Dash Cams for Fleets – A Complete Guide

The fastest-growing segment in aftermarket telematics is video telematics, riding strong tailwinds. From an increased awareness of the value derived from a video-based safety system to the availability of hardware across a spectrum of functionality, form-factor, and price, connected dash cams are becoming increasingly prevalent in commercial vehicles of all types and sizes, globally. While the choices keep growing, so does the complexity of the decision a fleet needs to make to ensure it has the right solution for its needs. A paradox of choice, but we are here to help.

‍

We take a deep dive into the 4 key factors to consider when looking at fleet dash cams while considering the main use-cases and workflows that need to be covered – form factor, specs. (and resulting functionality), installation and connectivity, and integration with existing telematics solutions. Please note that the focus of this article is primarily on the hardware components of a video telematics solution. For a more holistic overview of video telematics, refer to our other articles that cover functionality, workflows, and more.

● ENTRIES PROVIDED
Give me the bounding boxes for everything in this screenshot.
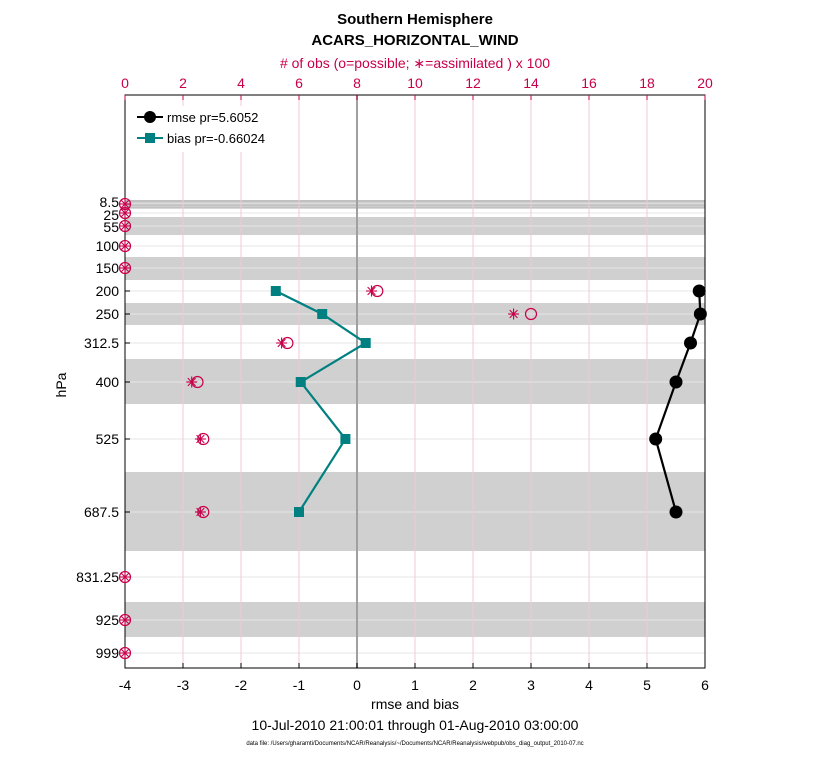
obs-assimilated-marker xyxy=(194,506,206,518)
y-tick-label: 687.5 xyxy=(84,504,119,520)
obs-assimilated-marker xyxy=(119,614,131,626)
bias-point xyxy=(340,434,351,444)
legend: rmse pr=5.6052 bias pr=-0.66024 xyxy=(130,106,290,152)
asterisk-stroke xyxy=(509,309,518,319)
x-tick-label: 3 xyxy=(527,677,535,693)
x-tick-label: 5 xyxy=(643,677,651,693)
asterisk-stroke xyxy=(196,507,205,517)
top-tick-label: 10 xyxy=(407,75,423,91)
legend-rmse-marker xyxy=(144,111,156,123)
y-tick-label: 312.5 xyxy=(84,335,119,351)
asterisk-stroke xyxy=(120,263,130,273)
x-tick-label: 4 xyxy=(585,677,593,693)
x-tick-label: 2 xyxy=(469,677,477,693)
x-tick-label: 6 xyxy=(701,677,709,693)
asterisk-stroke xyxy=(196,434,205,444)
asterisk-stroke xyxy=(120,572,130,582)
chart-title: Southern Hemisphere xyxy=(337,11,493,28)
top-tick-label: 12 xyxy=(465,75,481,91)
data-file-footer: data file: /Users/gharamti/Documents/NCA… xyxy=(246,741,583,747)
rmse-point xyxy=(649,432,663,446)
y-tick-label: 831.25 xyxy=(76,569,119,585)
top-axis-ticks: 0 2 4 6 8 10 12 14 16 18 20 xyxy=(121,75,713,100)
obs-assimilated-marker xyxy=(119,207,131,219)
y-tick-label: 25 xyxy=(103,207,119,223)
top-tick-label: 6 xyxy=(295,75,303,91)
top-tick-label: 8 xyxy=(353,75,361,91)
y-tick-label: 999 xyxy=(96,645,120,661)
asterisk-stroke xyxy=(120,648,130,658)
top-tick-label: 16 xyxy=(581,75,597,91)
asterisk-stroke xyxy=(120,241,130,251)
x-tick-label: -3 xyxy=(177,677,190,693)
obs-assimilated-marker xyxy=(366,285,377,297)
obs-assimilated-marker xyxy=(194,433,206,445)
asterisk-stroke xyxy=(367,286,376,296)
top-tick-label: 2 xyxy=(179,75,187,91)
asterisk-stroke xyxy=(120,208,130,218)
asterisk-stroke xyxy=(120,221,130,231)
bias-line xyxy=(275,290,368,513)
obs-assimilated-marker xyxy=(119,262,131,274)
y-tick-label: 525 xyxy=(96,431,120,447)
y-tick-label: 100 xyxy=(96,238,120,254)
series-lines xyxy=(270,284,707,519)
obs-assimilated-marker xyxy=(508,308,520,320)
x-axis-label: rmse and bias xyxy=(371,696,459,712)
rmse-point xyxy=(692,284,706,298)
bias-point xyxy=(360,338,371,348)
legend-bias-marker xyxy=(145,133,155,143)
date-range: 10-Jul-2010 21:00:01 through 01-Aug-2010… xyxy=(252,717,579,733)
obs-count-markers xyxy=(118,197,538,660)
asterisk-stroke xyxy=(120,199,130,209)
top-tick-label: 20 xyxy=(697,75,713,91)
top-tick-label: 4 xyxy=(237,75,245,91)
y-axis-label: hPa xyxy=(53,372,69,397)
y-tick-label: 400 xyxy=(96,374,120,390)
obs-assimilated-marker xyxy=(119,647,131,659)
y-tick-label: 150 xyxy=(96,260,120,276)
rmse-point xyxy=(693,307,707,321)
y-tick-label: 8.5 xyxy=(100,194,120,210)
y-tick-label: 250 xyxy=(96,306,120,322)
top-tick-label: 14 xyxy=(523,75,539,91)
asterisk-stroke xyxy=(120,615,130,625)
legend-box xyxy=(130,106,290,152)
asterisk-stroke xyxy=(187,377,196,387)
y-tick-label: 200 xyxy=(96,283,120,299)
obs-assimilated-marker xyxy=(276,337,288,349)
obs-possible-marker xyxy=(524,307,538,321)
rmse-point xyxy=(684,336,697,350)
top-tick-label: 0 xyxy=(121,75,129,91)
rmse-point xyxy=(669,375,683,389)
bottom-axis-ticks: -4 -3 -2 -1 0 1 2 3 4 5 6 xyxy=(119,663,709,693)
x-tick-label: 0 xyxy=(353,677,361,693)
chart-subtitle: ACARS_HORIZONTAL_WIND xyxy=(311,32,518,49)
x-tick-label: -1 xyxy=(293,677,306,693)
legend-rmse-label: rmse pr=5.6052 xyxy=(167,110,258,125)
asterisk-stroke xyxy=(277,338,286,348)
top-axis-label: # of obs (o=possible; ∗=assimilated ) x … xyxy=(280,55,550,71)
bias-point xyxy=(317,309,328,319)
legend-bias-label: bias pr=-0.66024 xyxy=(167,131,265,146)
obs-assimilated-marker xyxy=(186,376,198,388)
obs-assimilated-marker xyxy=(119,240,131,252)
obs-assimilated-marker xyxy=(119,571,131,583)
bias-point xyxy=(295,377,306,387)
x-tick-label: -2 xyxy=(235,677,248,693)
x-tick-label: -4 xyxy=(119,677,132,693)
obs-assimilated-marker xyxy=(119,198,131,210)
rmse-point xyxy=(669,505,683,519)
y-tick-label: 55 xyxy=(103,219,119,235)
x-tick-label: 1 xyxy=(411,677,419,693)
bias-point xyxy=(294,507,304,517)
y-tick-label: 925 xyxy=(96,612,120,628)
obs-assimilated-marker xyxy=(119,220,131,232)
top-tick-label: 18 xyxy=(639,75,655,91)
bias-point xyxy=(270,286,281,296)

● WHAT THE EXERCISE ASKS
Recast the paragraph of the fleet dash cam guide that begins "We take a deep dive" as a short bulleted list that keeps its main facts.

● ANSWER TO THE EXERCISE
- Four key factors to consider when choosing fleet dash cams, with the main use-cases and workflows in view:
  - form factor
  - specs (and resulting functionality)
  - installation and connectivity
  - integration with existing telematics solutions
- The article focuses mainly on the hardware components of a video telematics solution.
- Other articles give a more holistic overview of video telematics, covering functionality, workflows and more.